-- START OF Provided entries --
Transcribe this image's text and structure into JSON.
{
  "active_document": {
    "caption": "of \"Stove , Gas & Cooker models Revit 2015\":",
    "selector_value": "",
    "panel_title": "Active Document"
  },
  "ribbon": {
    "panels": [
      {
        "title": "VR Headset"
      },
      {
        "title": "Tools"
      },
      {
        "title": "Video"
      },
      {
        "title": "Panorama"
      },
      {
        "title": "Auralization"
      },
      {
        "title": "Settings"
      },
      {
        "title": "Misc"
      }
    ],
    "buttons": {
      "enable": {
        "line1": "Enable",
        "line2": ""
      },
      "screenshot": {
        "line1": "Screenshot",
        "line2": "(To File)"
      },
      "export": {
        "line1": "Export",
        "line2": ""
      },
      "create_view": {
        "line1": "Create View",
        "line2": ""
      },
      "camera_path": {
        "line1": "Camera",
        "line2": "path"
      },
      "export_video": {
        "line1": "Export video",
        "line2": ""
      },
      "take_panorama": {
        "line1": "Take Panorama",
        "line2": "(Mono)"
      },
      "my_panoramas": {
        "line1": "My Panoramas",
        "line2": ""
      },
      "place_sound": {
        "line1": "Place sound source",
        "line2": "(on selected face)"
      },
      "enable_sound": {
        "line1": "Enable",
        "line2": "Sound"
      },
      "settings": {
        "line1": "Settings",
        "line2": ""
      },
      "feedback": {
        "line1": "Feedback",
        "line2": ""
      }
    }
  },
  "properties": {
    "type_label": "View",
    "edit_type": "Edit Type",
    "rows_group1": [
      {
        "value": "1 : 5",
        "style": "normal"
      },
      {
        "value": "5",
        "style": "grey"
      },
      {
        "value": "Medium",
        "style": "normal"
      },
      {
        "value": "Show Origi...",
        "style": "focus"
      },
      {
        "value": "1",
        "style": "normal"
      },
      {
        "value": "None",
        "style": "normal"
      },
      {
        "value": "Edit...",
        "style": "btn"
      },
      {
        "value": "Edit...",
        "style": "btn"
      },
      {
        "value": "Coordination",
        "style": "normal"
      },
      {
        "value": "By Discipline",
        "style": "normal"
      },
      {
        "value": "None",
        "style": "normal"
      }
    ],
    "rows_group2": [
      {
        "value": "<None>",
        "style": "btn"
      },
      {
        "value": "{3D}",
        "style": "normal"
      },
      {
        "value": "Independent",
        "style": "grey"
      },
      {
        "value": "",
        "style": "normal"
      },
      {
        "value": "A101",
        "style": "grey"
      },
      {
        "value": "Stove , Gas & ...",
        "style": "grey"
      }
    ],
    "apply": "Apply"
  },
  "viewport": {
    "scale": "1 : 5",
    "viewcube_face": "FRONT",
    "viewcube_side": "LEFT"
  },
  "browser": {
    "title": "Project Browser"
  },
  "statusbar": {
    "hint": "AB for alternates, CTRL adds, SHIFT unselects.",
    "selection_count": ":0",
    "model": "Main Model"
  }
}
-- END OF Provided entries --
To do
The records above are to be repeated exactly, in their entirety.

Result of this exercise
Transcribe this image's text and structure into JSON.
{
  "active_document": {
    "caption": "of \"Stove , Gas & Cooker models Revit 2015\":",
    "selector_value": "",
    "panel_title": "Active Document"
  },
  "ribbon": {
    "panels": [
      {
        "title": "VR Headset"
      },
      {
        "title": "Tools"
      },
      {
        "title": "Video"
      },
      {
        "title": "Panorama"
      },
      {
        "title": "Auralization"
      },
      {
        "title": "Settings"
      },
      {
        "title": "Misc"
      }
    ],
    "buttons": {
      "enable": {
        "line1": "Enable",
        "line2": ""
      },
      "screenshot": {
        "line1": "Screenshot",
        "line2": "(To File)"
      },
      "export": {
        "line1": "Export",
        "line2": ""
      },
      "create_view": {
        "line1": "Create View",
        "line2": ""
      },
      "camera_path": {
        "line1": "Camera",
        "line2": "path"
      },
      "export_video": {
        "line1": "Export video",
        "line2": ""
      },
      "take_panorama": {
        "line1": "Take Panorama",
        "line2": "(Mono)"
      },
      "my_panoramas": {
        "line1": "My Panoramas",
        "line2": ""
      },
      "place_sound": {
        "line1": "Place sound source",
        "line2": "(on selected face)"
      },
      "enable_sound": {
        "line1": "Enable",
        "line2": "Sound"
      },
      "settings": {
        "line1": "Settings",
        "line2": ""
      },
      "feedback": {
        "line1": "Feedback",
        "line2": ""
      }
    }
  },
  "properties": {
    "type_label": "View",
    "edit_type": "Edit Type",
    "rows_group1": [
      {
        "value": "1 : 5",
        "style": "normal"
      },
      {
        "value": "5",
        "style": "grey"
      },
      {
        "value": "Medium",
        "style": "normal"
      },
      {
        "value": "Show Origi...",
        "style": "focus"
      },
      {
        "value": "1",
        "style": "normal"
      },
      {
        "value": "None",
        "style": "normal"
      },
      {
        "value": "Edit...",
        "style": "btn"
      },
      {
        "value": "Edit...",
        "style": "btn"
      },
      {
        "value": "Coordination",
        "style": "normal"
      },
      {
        "value": "By Discipline",
        "style": "normal"
      },
      {
        "value": "None",
        "style": "normal"
      }
    ],
    "rows_group2": [
      {
        "value": "<None>",
        "style": "btn"
      },
      {
        "value": "{3D}",
        "style": "normal"
      },
      {
        "value": "Independent",
        "style": "grey"
      },
      {
        "value": "",
        "style": "normal"
      },
      {
        "value": "A101",
        "style": "grey"
      },
      {
        "value": "Stove , Gas & ...",
        "style": "grey"
      }
    ],
    "apply": "Apply"
  },
  "viewport": {
    "scale": "1 : 5",
    "viewcube_face": "FRONT",
    "viewcube_side": "LEFT"
  },
  "browser": {
    "title": "Project Browser"
  },
  "statusbar": {
    "hint": "AB for alternates, CTRL adds, SHIFT unselects.",
    "selection_count": ":0",
    "model": "Main Model"
  }
}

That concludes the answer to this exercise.